[Records from a dataset]
--
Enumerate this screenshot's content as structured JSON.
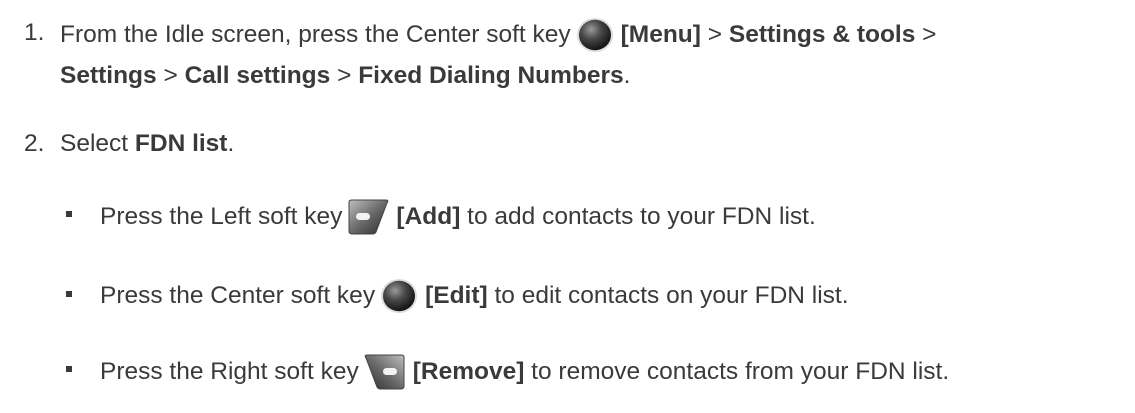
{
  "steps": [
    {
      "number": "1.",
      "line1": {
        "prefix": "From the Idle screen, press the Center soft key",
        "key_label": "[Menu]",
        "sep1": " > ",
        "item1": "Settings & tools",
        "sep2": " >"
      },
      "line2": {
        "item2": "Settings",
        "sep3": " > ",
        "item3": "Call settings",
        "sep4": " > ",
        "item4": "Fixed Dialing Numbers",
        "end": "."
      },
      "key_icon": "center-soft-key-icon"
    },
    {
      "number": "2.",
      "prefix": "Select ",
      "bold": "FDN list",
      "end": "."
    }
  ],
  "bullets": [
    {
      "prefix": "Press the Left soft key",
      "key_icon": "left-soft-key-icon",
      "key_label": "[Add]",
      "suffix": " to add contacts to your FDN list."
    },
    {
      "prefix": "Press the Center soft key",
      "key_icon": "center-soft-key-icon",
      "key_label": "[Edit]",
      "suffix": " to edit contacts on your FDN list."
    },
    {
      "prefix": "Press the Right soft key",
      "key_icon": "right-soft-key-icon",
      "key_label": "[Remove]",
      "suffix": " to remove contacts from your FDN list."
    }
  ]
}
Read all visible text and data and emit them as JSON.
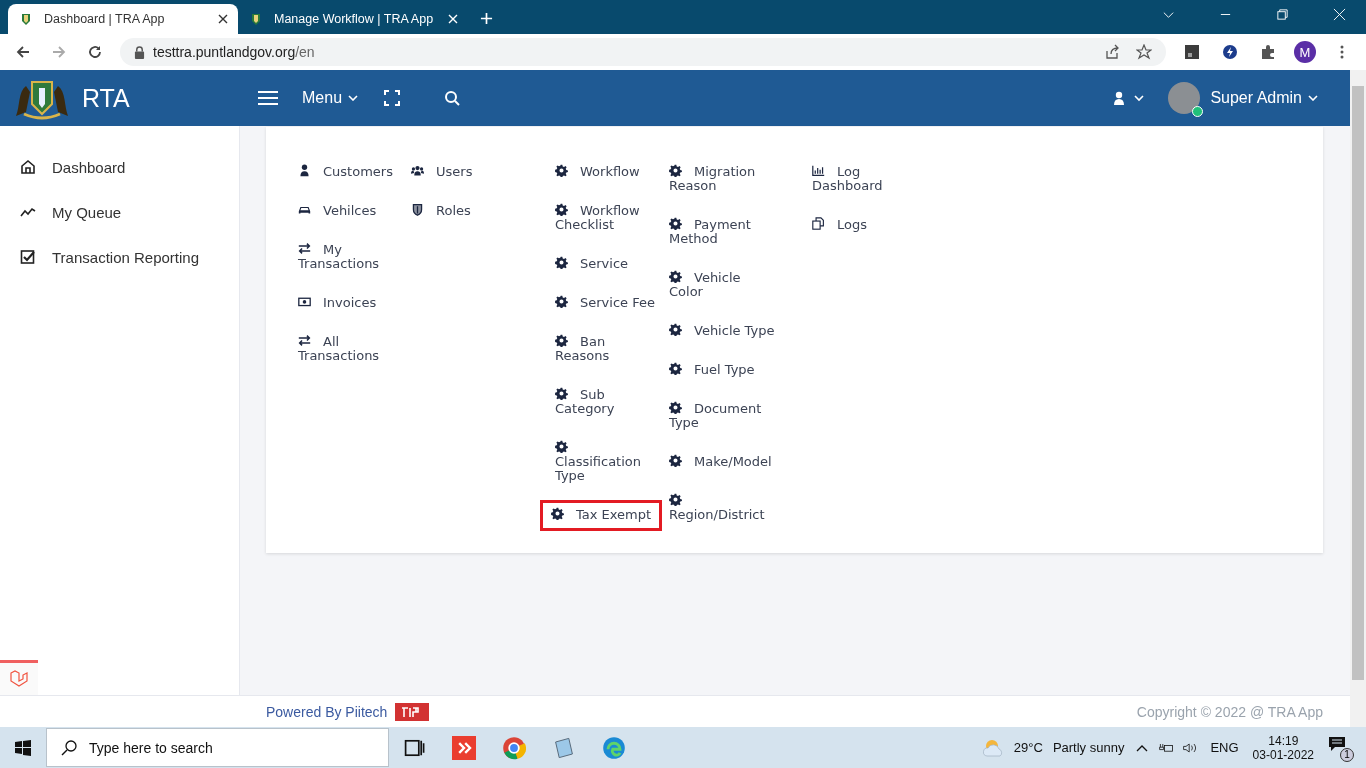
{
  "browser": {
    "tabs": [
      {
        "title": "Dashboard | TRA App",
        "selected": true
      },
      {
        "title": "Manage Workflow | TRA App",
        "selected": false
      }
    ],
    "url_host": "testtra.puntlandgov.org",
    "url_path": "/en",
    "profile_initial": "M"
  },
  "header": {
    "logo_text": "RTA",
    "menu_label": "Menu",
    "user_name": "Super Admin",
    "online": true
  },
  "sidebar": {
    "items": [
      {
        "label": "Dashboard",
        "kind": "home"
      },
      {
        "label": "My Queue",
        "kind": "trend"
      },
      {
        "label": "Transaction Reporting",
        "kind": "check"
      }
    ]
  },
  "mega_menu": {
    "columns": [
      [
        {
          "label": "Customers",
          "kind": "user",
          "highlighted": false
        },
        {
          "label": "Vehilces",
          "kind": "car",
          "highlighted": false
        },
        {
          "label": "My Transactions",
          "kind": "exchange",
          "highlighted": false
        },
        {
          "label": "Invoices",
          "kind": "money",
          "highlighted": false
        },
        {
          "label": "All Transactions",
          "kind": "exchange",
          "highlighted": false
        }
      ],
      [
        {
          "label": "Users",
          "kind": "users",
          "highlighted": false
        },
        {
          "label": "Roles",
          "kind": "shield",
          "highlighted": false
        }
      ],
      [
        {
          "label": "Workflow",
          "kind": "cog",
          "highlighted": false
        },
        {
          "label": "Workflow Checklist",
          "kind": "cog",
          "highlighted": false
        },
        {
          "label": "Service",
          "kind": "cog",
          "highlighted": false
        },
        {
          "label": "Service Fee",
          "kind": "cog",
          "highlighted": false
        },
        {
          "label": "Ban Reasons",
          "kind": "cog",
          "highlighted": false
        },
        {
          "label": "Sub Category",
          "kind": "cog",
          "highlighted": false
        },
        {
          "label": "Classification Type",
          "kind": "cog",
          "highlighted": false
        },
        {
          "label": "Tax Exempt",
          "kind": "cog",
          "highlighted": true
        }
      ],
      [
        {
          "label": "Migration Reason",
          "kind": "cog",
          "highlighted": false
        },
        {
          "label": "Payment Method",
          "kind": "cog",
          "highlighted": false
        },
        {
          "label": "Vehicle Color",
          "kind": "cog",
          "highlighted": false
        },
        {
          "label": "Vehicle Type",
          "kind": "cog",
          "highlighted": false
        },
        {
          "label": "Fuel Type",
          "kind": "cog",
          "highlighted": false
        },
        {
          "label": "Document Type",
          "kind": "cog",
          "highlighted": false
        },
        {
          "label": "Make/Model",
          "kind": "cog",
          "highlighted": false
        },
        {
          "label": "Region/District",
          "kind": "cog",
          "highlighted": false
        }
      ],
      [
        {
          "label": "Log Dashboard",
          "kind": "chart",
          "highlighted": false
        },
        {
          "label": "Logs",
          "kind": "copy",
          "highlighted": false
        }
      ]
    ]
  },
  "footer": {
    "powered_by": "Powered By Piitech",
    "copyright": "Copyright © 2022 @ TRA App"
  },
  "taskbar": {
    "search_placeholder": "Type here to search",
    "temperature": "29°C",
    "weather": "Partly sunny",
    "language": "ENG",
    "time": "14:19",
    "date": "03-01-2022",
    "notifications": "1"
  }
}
--
> **Written request**: Reproduce every entry word for word, but skip any pictures.

> **Solution**:
Enumerate this screenshot's content as structured JSON.
{
  "steps": [
    {
      "number": "1.",
      "line1": {
        "prefix": "From the Idle screen, press the Center soft key",
        "key_label": "[Menu]",
        "sep1": " > ",
        "item1": "Settings & tools",
        "sep2": " >"
      },
      "line2": {
        "item2": "Settings",
        "sep3": " > ",
        "item3": "Call settings",
        "sep4": " > ",
        "item4": "Fixed Dialing Numbers",
        "end": "."
      },
      "key_icon": "center-soft-key-icon"
    },
    {
      "number": "2.",
      "prefix": "Select ",
      "bold": "FDN list",
      "end": "."
    }
  ],
  "bullets": [
    {
      "prefix": "Press the Left soft key",
      "key_icon": "left-soft-key-icon",
      "key_label": "[Add]",
      "suffix": " to add contacts to your FDN list."
    },
    {
      "prefix": "Press the Center soft key",
      "key_icon": "center-soft-key-icon",
      "key_label": "[Edit]",
      "suffix": " to edit contacts on your FDN list."
    },
    {
      "prefix": "Press the Right soft key",
      "key_icon": "right-soft-key-icon",
      "key_label": "[Remove]",
      "suffix": " to remove contacts from your FDN list."
    }
  ]
}
Read all visible text and data and emit them as JSON.
{
  "browser": {
    "tabs": [
      {
        "title": "Dashboard | TRA App",
        "selected": true
      },
      {
        "title": "Manage Workflow | TRA App",
        "selected": false
      }
    ],
    "url_host": "testtra.puntlandgov.org",
    "url_path": "/en",
    "profile_initial": "M"
  },
  "header": {
    "logo_text": "RTA",
    "menu_label": "Menu",
    "user_name": "Super Admin",
    "online": true
  },
  "sidebar": {
    "items": [
      {
        "label": "Dashboard",
        "kind": "home"
      },
      {
        "label": "My Queue",
        "kind": "trend"
      },
      {
        "label": "Transaction Reporting",
        "kind": "check"
      }
    ]
  },
  "mega_menu": {
    "columns": [
      [
        {
          "label": "Customers",
          "kind": "user",
          "highlighted": false
        },
        {
          "label": "Vehilces",
          "kind": "car",
          "highlighted": false
        },
        {
          "label": "My Transactions",
          "kind": "exchange",
          "highlighted": false
        },
        {
          "label": "Invoices",
          "kind": "money",
          "highlighted": false
        },
        {
          "label": "All Transactions",
          "kind": "exchange",
          "highlighted": false
        }
      ],
      [
        {
          "label": "Users",
          "kind": "users",
          "highlighted": false
        },
        {
          "label": "Roles",
          "kind": "shield",
          "highlighted": false
        }
      ],
      [
        {
          "label": "Workflow",
          "kind": "cog",
          "highlighted": false
        },
        {
          "label": "Workflow Checklist",
          "kind": "cog",
          "highlighted": false
        },
        {
          "label": "Service",
          "kind": "cog",
          "highlighted": false
        },
        {
          "label": "Service Fee",
          "kind": "cog",
          "highlighted": false
        },
        {
          "label": "Ban Reasons",
          "kind": "cog",
          "highlighted": false
        },
        {
          "label": "Sub Category",
          "kind": "cog",
          "highlighted": false
        },
        {
          "label": "Classification Type",
          "kind": "cog",
          "highlighted": false
        },
        {
          "label": "Tax Exempt",
          "kind": "cog",
          "highlighted": true
        }
      ],
      [
        {
          "label": "Migration Reason",
          "kind": "cog",
          "highlighted": false
        },
        {
          "label": "Payment Method",
          "kind": "cog",
          "highlighted": false
        },
        {
          "label": "Vehicle Color",
          "kind": "cog",
          "highlighted": false
        },
        {
          "label": "Vehicle Type",
          "kind": "cog",
          "highlighted": false
        },
        {
          "label": "Fuel Type",
          "kind": "cog",
          "highlighted": false
        },
        {
          "label": "Document Type",
          "kind": "cog",
          "highlighted": false
        },
        {
          "label": "Make/Model",
          "kind": "cog",
          "highlighted": false
        },
        {
          "label": "Region/District",
          "kind": "cog",
          "highlighted": false
        }
      ],
      [
        {
          "label": "Log Dashboard",
          "kind": "chart",
          "highlighted": false
        },
        {
          "label": "Logs",
          "kind": "copy",
          "highlighted": false
        }
      ]
    ]
  },
  "footer": {
    "powered_by": "Powered By Piitech",
    "copyright": "Copyright © 2022 @ TRA App"
  },
  "taskbar": {
    "search_placeholder": "Type here to search",
    "temperature": "29°C",
    "weather": "Partly sunny",
    "language": "ENG",
    "time": "14:19",
    "date": "03-01-2022",
    "notifications": "1"
  }
}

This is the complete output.